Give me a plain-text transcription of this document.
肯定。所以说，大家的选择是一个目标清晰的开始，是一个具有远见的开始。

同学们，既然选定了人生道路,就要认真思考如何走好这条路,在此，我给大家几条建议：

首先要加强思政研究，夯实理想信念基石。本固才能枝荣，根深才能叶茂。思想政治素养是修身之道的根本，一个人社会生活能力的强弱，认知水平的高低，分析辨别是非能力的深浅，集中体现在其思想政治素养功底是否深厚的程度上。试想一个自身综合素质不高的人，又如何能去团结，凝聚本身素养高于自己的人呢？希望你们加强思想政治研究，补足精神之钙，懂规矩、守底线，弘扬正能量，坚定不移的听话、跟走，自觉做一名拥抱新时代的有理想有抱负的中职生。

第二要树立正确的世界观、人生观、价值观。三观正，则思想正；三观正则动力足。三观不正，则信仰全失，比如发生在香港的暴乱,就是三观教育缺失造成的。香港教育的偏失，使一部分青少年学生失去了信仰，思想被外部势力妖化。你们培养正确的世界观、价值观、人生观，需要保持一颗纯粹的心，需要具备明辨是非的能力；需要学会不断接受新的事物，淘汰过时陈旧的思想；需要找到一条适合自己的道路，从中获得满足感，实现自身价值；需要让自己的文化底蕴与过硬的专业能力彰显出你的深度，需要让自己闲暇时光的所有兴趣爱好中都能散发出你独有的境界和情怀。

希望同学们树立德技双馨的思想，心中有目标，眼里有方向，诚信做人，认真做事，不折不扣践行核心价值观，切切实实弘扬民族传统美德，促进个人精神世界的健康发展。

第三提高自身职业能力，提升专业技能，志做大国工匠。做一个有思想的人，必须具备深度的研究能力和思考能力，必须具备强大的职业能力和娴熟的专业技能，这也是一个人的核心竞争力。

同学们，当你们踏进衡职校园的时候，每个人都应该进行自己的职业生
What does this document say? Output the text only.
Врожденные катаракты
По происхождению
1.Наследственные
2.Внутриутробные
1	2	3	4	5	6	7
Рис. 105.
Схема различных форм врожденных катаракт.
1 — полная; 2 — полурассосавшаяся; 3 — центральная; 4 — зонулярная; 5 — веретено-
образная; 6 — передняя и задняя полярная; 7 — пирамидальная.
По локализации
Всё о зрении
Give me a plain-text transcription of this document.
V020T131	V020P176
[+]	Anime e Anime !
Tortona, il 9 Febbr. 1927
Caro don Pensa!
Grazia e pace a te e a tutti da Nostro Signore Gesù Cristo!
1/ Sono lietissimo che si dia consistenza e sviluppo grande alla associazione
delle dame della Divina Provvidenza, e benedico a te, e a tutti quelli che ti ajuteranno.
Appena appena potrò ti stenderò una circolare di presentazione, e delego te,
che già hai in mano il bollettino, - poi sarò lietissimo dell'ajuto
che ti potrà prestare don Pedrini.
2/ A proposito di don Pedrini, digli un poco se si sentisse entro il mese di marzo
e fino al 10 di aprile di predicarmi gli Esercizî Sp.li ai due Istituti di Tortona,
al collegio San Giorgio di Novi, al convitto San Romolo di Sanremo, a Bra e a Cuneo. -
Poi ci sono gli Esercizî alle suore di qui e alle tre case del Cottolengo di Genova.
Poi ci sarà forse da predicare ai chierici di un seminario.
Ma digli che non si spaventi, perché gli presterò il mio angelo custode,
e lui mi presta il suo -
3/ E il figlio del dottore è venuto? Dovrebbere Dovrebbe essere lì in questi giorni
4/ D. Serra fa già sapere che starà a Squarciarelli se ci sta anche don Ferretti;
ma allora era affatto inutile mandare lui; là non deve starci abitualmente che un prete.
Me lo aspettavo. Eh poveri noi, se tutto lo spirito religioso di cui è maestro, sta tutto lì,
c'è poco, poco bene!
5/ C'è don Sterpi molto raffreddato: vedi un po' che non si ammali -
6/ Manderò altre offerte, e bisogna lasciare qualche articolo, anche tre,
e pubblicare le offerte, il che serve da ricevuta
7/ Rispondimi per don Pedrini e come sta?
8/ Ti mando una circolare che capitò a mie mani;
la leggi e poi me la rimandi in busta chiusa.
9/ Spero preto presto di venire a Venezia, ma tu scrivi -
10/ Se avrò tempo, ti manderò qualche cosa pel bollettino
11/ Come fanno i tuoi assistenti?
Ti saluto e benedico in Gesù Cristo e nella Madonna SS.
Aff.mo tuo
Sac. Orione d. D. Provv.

## CHALLENGE
Only lines with the string "tutti" belong in your answer; copy each one.

## RESPONSE TO THIS EXERCISE
Grazia e pace a te e a tutti da Nostro Signore Gesù Cristo!
delle dame della Divina Provvidenza, e benedico a te, e a tutti quelli che ti ajuteranno.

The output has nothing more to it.